Requirements: Go through the entries below and write each one out exactly.

Records for this exercise:
┌──

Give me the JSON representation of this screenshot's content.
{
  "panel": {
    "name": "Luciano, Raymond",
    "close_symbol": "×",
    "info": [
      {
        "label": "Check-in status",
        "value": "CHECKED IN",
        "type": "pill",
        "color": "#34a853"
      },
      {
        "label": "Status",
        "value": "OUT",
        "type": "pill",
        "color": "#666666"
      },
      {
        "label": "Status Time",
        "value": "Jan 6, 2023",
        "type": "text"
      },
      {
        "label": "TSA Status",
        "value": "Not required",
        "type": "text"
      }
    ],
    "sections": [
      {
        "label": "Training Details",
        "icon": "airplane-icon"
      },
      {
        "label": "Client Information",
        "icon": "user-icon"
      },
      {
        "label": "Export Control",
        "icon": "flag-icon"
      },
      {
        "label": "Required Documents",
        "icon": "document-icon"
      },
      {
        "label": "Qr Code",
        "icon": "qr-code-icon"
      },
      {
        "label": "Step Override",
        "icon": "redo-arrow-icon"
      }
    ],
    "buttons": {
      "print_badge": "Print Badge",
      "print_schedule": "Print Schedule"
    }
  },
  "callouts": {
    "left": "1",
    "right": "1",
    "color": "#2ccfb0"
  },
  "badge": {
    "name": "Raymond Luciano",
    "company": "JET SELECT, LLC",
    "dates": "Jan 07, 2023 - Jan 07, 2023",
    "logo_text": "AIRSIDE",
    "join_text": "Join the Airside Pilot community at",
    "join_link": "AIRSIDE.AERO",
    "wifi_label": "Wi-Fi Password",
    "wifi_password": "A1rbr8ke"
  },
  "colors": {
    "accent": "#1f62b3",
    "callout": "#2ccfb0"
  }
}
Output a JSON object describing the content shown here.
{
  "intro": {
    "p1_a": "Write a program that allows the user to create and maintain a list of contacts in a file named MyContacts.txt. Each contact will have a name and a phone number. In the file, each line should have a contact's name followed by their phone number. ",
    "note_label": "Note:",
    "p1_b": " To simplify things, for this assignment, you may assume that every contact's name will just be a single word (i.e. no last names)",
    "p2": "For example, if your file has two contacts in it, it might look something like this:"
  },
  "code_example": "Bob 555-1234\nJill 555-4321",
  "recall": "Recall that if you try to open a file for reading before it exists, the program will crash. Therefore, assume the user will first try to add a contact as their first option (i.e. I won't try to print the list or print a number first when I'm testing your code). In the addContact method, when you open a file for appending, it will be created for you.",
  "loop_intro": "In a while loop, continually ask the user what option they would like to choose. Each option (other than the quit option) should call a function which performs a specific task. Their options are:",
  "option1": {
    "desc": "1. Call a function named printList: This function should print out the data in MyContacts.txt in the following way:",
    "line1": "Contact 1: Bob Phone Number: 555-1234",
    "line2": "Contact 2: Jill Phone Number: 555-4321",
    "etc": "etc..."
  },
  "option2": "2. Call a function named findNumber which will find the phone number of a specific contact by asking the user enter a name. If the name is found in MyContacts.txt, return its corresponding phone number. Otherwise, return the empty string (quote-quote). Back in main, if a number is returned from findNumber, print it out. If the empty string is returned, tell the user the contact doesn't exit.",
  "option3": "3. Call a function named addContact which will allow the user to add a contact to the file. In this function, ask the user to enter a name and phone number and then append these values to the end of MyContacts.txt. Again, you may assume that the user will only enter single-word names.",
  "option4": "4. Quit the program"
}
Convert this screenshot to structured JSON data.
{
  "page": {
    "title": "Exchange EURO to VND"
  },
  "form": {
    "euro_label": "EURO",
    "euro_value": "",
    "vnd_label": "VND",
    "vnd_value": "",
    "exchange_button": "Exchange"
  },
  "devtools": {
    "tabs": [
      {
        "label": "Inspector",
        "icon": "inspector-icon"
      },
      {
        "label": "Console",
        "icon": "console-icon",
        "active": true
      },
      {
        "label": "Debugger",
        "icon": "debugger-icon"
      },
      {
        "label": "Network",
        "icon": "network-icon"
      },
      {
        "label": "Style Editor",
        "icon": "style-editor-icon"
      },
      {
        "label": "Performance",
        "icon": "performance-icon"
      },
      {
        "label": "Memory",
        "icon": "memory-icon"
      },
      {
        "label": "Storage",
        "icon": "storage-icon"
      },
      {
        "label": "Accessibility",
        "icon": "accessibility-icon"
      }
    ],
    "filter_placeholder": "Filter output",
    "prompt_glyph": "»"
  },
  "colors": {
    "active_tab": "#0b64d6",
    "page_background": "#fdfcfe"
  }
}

└──

Result for this task:
Give me the JSON representation of this screenshot's content.
{
  "panel": {
    "name": "Luciano, Raymond",
    "close_symbol": "×",
    "info": [
      {
        "label": "Check-in status",
        "value": "CHECKED IN",
        "type": "pill",
        "color": "#34a853"
      },
      {
        "label": "Status",
        "value": "OUT",
        "type": "pill",
        "color": "#666666"
      },
      {
        "label": "Status Time",
        "value": "Jan 6, 2023",
        "type": "text"
      },
      {
        "label": "TSA Status",
        "value": "Not required",
        "type": "text"
      }
    ],
    "sections": [
      {
        "label": "Training Details",
        "icon": "airplane-icon"
      },
      {
        "label": "Client Information",
        "icon": "user-icon"
      },
      {
        "label": "Export Control",
        "icon": "flag-icon"
      },
      {
        "label": "Required Documents",
        "icon": "document-icon"
      },
      {
        "label": "Qr Code",
        "icon": "qr-code-icon"
      },
      {
        "label": "Step Override",
        "icon": "redo-arrow-icon"
      }
    ],
    "buttons": {
      "print_badge": "Print Badge",
      "print_schedule": "Print Schedule"
    }
  },
  "callouts": {
    "left": "1",
    "right": "1",
    "color": "#2ccfb0"
  },
  "badge": {
    "name": "Raymond Luciano",
    "company": "JET SELECT, LLC",
    "dates": "Jan 07, 2023 - Jan 07, 2023",
    "logo_text": "AIRSIDE",
    "join_text": "Join the Airside Pilot community at",
    "join_link": "AIRSIDE.AERO",
    "wifi_label": "Wi-Fi Password",
    "wifi_password": "A1rbr8ke"
  },
  "colors": {
    "accent": "#1f62b3",
    "callout": "#2ccfb0"
  }
}
Output a JSON object describing the content shown here.
{
  "intro": {
    "p1_a": "Write a program that allows the user to create and maintain a list of contacts in a file named MyContacts.txt. Each contact will have a name and a phone number. In the file, each line should have a contact's name followed by their phone number. ",
    "note_label": "Note:",
    "p1_b": " To simplify things, for this assignment, you may assume that every contact's name will just be a single word (i.e. no last names)",
    "p2": "For example, if your file has two contacts in it, it might look something like this:"
  },
  "code_example": "Bob 555-1234\nJill 555-4321",
  "recall": "Recall that if you try to open a file for reading before it exists, the program will crash. Therefore, assume the user will first try to add a contact as their first option (i.e. I won't try to print the list or print a number first when I'm testing your code). In the addContact method, when you open a file for appending, it will be created for you.",
  "loop_intro": "In a while loop, continually ask the user what option they would like to choose. Each option (other than the quit option) should call a function which performs a specific task. Their options are:",
  "option1": {
    "desc": "1. Call a function named printList: This function should print out the data in MyContacts.txt in the following way:",
    "line1": "Contact 1: Bob Phone Number: 555-1234",
    "line2": "Contact 2: Jill Phone Number: 555-4321",
    "etc": "etc..."
  },
  "option2": "2. Call a function named findNumber which will find the phone number of a specific contact by asking the user enter a name. If the name is found in MyContacts.txt, return its corresponding phone number. Otherwise, return the empty string (quote-quote). Back in main, if a number is returned from findNumber, print it out. If the empty string is returned, tell the user the contact doesn't exit.",
  "option3": "3. Call a function named addContact which will allow the user to add a contact to the file. In this function, ask the user to enter a name and phone number and then append these values to the end of MyContacts.txt. Again, you may assume that the user will only enter single-word names.",
  "option4": "4. Quit the program"
}
Convert this screenshot to structured JSON data.
{
  "page": {
    "title": "Exchange EURO to VND"
  },
  "form": {
    "euro_label": "EURO",
    "euro_value": "",
    "vnd_label": "VND",
    "vnd_value": "",
    "exchange_button": "Exchange"
  },
  "devtools": {
    "tabs": [
      {
        "label": "Inspector",
        "icon": "inspector-icon"
      },
      {
        "label": "Console",
        "icon": "console-icon",
        "active": true
      },
      {
        "label": "Debugger",
        "icon": "debugger-icon"
      },
      {
        "label": "Network",
        "icon": "network-icon"
      },
      {
        "label": "Style Editor",
        "icon": "style-editor-icon"
      },
      {
        "label": "Performance",
        "icon": "performance-icon"
      },
      {
        "label": "Memory",
        "icon": "memory-icon"
      },
      {
        "label": "Storage",
        "icon": "storage-icon"
      },
      {
        "label": "Accessibility",
        "icon": "accessibility-icon"
      }
    ],
    "filter_placeholder": "Filter output",
    "prompt_glyph": "»"
  },
  "colors": {
    "active_tab": "#0b64d6",
    "page_background": "#fdfcfe"
  }
}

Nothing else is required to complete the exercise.